[Source records]

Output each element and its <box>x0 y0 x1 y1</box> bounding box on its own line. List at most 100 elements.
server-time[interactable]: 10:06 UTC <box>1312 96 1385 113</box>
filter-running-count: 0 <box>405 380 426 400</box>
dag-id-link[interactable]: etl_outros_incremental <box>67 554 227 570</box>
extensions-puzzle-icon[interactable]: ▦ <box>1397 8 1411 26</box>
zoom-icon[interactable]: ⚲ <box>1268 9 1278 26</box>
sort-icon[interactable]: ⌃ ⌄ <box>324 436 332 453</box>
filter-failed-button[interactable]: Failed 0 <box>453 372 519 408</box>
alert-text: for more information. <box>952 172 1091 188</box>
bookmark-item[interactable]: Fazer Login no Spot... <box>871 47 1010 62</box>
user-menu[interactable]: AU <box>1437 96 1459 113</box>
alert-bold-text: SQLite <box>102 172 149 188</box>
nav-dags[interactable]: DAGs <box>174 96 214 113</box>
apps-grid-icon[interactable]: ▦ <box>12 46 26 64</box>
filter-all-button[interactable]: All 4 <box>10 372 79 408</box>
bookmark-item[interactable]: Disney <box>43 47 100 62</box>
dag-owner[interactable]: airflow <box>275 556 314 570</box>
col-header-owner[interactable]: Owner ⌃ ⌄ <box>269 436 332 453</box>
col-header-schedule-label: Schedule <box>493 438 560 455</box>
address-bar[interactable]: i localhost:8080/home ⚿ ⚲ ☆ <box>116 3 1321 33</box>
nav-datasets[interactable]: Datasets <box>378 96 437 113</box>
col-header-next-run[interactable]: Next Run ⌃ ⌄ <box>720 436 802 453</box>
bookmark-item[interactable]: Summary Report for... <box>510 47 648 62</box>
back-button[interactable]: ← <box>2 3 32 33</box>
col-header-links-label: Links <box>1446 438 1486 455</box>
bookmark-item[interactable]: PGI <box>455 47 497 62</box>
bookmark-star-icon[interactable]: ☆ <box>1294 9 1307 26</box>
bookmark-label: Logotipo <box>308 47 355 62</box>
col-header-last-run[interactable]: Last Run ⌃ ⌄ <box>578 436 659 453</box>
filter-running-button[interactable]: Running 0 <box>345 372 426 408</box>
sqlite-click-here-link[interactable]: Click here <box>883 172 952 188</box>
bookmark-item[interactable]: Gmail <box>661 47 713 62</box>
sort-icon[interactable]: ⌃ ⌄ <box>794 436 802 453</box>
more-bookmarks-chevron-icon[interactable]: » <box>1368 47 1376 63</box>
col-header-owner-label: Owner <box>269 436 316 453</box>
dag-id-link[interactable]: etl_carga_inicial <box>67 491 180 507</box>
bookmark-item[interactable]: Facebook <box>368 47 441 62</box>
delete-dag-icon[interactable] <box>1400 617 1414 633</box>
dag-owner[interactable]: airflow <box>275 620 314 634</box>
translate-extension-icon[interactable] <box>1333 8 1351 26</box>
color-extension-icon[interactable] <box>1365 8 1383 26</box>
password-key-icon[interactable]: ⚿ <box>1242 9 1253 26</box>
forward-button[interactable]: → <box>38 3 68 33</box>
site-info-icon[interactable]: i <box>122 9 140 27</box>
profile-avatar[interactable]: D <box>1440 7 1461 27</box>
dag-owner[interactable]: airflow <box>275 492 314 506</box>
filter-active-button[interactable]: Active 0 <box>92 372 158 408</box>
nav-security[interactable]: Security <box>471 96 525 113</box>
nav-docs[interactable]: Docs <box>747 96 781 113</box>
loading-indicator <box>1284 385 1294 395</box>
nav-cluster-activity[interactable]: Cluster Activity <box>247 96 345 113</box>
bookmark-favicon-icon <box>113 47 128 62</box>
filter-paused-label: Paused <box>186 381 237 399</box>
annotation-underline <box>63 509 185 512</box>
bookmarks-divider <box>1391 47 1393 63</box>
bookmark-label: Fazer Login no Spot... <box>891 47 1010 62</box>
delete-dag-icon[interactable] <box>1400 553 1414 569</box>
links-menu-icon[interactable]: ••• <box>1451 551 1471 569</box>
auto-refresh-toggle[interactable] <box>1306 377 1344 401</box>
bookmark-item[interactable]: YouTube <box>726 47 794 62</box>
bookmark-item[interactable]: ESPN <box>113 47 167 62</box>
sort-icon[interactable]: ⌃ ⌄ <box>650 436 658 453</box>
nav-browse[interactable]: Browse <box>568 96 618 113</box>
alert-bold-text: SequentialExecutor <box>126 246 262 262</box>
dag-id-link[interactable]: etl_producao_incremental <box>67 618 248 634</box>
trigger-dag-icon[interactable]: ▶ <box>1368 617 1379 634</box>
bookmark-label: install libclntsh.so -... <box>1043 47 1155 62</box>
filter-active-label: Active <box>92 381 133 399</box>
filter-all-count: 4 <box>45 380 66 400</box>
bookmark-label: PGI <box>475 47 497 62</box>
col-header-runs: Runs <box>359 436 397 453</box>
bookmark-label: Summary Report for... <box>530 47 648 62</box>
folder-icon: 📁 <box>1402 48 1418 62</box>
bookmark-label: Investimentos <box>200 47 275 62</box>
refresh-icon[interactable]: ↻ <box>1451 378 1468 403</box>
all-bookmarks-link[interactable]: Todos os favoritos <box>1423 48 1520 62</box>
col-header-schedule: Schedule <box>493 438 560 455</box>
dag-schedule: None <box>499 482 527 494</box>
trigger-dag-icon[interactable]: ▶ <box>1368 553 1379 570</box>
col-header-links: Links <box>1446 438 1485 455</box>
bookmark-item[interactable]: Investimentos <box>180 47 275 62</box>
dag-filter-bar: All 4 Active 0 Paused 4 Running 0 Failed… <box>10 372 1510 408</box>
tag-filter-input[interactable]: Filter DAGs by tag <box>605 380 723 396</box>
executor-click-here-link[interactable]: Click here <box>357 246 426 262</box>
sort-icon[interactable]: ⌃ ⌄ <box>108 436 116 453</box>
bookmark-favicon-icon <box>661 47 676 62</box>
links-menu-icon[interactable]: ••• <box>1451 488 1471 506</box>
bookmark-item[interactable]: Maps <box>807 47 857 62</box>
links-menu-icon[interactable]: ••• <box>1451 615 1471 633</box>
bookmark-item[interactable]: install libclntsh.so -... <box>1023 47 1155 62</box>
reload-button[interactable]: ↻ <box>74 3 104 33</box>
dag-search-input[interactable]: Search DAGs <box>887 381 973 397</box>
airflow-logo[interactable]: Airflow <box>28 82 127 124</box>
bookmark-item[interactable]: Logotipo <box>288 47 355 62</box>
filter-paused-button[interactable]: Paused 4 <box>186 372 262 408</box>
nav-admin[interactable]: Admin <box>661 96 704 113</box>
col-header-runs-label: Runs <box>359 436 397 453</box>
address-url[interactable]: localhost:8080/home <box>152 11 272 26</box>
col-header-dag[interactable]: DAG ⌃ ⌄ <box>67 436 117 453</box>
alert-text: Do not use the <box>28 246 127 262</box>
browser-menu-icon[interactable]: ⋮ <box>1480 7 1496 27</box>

__WHAT YOU WILL DO__.
Can you reproduce, word for word, the lines running from the start of the records through the line containing "apps-grid-icon[interactable]: ▦ <box>12", with both ends included?

__SOLUTION FOR THIS EXERCISE__.
Output each element and its <box>x0 y0 x1 y1</box> bounding box on its own line. List at most 100 elements.
server-time[interactable]: 10:06 UTC <box>1312 96 1385 113</box>
filter-running-count: 0 <box>405 380 426 400</box>
dag-id-link[interactable]: etl_outros_incremental <box>67 554 227 570</box>
extensions-puzzle-icon[interactable]: ▦ <box>1397 8 1411 26</box>
zoom-icon[interactable]: ⚲ <box>1268 9 1278 26</box>
sort-icon[interactable]: ⌃ ⌄ <box>324 436 332 453</box>
filter-failed-button[interactable]: Failed 0 <box>453 372 519 408</box>
alert-text: for more information. <box>952 172 1091 188</box>
bookmark-item[interactable]: Fazer Login no Spot... <box>871 47 1010 62</box>
user-menu[interactable]: AU <box>1437 96 1459 113</box>
alert-bold-text: SQLite <box>102 172 149 188</box>
nav-dags[interactable]: DAGs <box>174 96 214 113</box>
apps-grid-icon[interactable]: ▦ <box>12 46 26 64</box>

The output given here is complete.